Aim of the task:
Bring together all lines of the material below that contain the string "color".

#####

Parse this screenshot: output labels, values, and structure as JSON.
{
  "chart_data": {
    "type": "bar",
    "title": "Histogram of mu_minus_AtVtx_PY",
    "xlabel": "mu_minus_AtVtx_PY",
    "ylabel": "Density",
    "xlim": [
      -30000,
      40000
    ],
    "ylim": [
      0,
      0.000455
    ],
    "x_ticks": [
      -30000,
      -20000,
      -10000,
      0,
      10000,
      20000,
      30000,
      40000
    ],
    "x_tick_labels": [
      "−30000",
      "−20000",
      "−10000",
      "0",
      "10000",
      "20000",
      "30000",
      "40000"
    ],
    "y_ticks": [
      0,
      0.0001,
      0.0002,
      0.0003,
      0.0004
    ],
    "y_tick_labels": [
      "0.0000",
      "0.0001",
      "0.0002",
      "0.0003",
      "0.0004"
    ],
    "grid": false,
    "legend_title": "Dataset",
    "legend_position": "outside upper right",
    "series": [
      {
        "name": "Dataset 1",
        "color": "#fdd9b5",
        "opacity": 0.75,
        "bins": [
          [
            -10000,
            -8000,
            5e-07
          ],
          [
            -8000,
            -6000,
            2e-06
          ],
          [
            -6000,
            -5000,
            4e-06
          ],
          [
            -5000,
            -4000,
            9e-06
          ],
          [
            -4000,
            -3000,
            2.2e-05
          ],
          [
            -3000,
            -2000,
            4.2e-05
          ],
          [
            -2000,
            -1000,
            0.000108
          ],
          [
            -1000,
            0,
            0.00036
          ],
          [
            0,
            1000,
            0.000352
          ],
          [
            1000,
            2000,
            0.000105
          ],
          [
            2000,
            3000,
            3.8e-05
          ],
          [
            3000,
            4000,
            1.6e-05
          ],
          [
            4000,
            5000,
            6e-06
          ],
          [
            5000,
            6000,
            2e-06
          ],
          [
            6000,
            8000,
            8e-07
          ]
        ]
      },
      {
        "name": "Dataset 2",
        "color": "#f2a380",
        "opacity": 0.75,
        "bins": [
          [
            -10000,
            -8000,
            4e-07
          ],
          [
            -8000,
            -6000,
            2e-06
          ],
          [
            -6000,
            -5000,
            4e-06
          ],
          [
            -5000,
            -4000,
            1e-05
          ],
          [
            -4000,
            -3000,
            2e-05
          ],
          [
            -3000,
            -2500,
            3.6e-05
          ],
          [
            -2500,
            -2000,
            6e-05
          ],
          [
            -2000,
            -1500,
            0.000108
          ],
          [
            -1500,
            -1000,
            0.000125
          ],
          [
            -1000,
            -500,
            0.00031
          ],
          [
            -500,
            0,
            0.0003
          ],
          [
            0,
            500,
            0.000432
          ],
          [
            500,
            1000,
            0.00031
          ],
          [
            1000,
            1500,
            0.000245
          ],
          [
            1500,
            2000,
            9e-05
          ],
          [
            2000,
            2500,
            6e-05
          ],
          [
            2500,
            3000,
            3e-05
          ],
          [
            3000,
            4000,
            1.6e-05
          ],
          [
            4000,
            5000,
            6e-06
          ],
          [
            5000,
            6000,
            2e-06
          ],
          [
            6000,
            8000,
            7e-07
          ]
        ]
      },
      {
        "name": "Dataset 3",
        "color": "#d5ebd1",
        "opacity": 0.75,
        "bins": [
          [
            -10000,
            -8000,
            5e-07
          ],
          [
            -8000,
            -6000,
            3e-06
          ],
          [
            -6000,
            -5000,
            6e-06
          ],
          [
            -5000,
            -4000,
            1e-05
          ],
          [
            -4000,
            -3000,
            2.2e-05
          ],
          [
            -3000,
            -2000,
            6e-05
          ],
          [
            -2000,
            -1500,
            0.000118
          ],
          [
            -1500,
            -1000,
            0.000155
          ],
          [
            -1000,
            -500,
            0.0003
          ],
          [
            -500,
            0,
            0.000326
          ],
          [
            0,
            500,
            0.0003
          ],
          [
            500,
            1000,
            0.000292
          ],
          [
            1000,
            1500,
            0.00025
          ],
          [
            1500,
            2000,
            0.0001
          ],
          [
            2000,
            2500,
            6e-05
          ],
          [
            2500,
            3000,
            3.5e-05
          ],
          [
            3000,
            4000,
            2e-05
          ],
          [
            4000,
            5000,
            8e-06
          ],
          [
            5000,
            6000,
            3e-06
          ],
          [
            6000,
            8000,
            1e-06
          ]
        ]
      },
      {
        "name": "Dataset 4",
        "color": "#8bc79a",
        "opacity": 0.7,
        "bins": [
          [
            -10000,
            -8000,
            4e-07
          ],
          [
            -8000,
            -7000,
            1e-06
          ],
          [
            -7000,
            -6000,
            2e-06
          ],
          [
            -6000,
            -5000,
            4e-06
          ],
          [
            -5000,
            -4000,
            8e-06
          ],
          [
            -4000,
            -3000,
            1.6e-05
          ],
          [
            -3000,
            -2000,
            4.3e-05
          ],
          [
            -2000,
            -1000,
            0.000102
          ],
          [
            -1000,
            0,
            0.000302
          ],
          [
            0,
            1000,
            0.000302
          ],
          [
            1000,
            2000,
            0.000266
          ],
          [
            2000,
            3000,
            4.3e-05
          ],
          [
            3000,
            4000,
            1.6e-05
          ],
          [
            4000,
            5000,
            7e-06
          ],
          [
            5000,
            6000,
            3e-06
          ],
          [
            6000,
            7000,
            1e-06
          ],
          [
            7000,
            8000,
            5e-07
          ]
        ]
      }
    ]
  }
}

#####

Answer below:
        "color": "#fdd9b5",
        "color": "#f2a380",
        "color": "#d5ebd1",
        "color": "#8bc79a",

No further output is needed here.